* AIM *
The data below is to be returned in full and exactly.

* RECORDS FOR THIS EXERCISE *
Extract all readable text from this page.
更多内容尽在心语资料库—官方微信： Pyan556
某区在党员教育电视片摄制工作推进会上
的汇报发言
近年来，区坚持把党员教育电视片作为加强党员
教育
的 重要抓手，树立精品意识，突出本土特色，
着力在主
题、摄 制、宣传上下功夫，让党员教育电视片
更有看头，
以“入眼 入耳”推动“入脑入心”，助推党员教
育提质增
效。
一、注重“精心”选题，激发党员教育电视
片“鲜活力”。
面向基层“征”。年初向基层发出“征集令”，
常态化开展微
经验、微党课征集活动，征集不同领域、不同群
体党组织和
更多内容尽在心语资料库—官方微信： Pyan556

* OUTPUT FOR THIS TASK *
Extract all readable text from this page.
更多内容尽在心语资料库—官方微信： Pyan556
某区在党员教育电视片摄制工作推进会上
的汇报发言
近年来，区坚持把党员教育电视片作为加强党员
教育
的 重要抓手，树立精品意识，突出本土特色，
着力在主
题、摄 制、宣传上下功夫，让党员教育电视片
更有看头，
以“入眼 入耳”推动“入脑入心”，助推党员教
育提质增
效。
一、注重“精心”选题，激发党员教育电视
片“鲜活力”。
面向基层“征”。年初向基层发出“征集令”，
常态化开展微
经验、微党课征集活动，征集不同领域、不同群
体党组织和
更多内容尽在心语资料库—官方微信： Pyan556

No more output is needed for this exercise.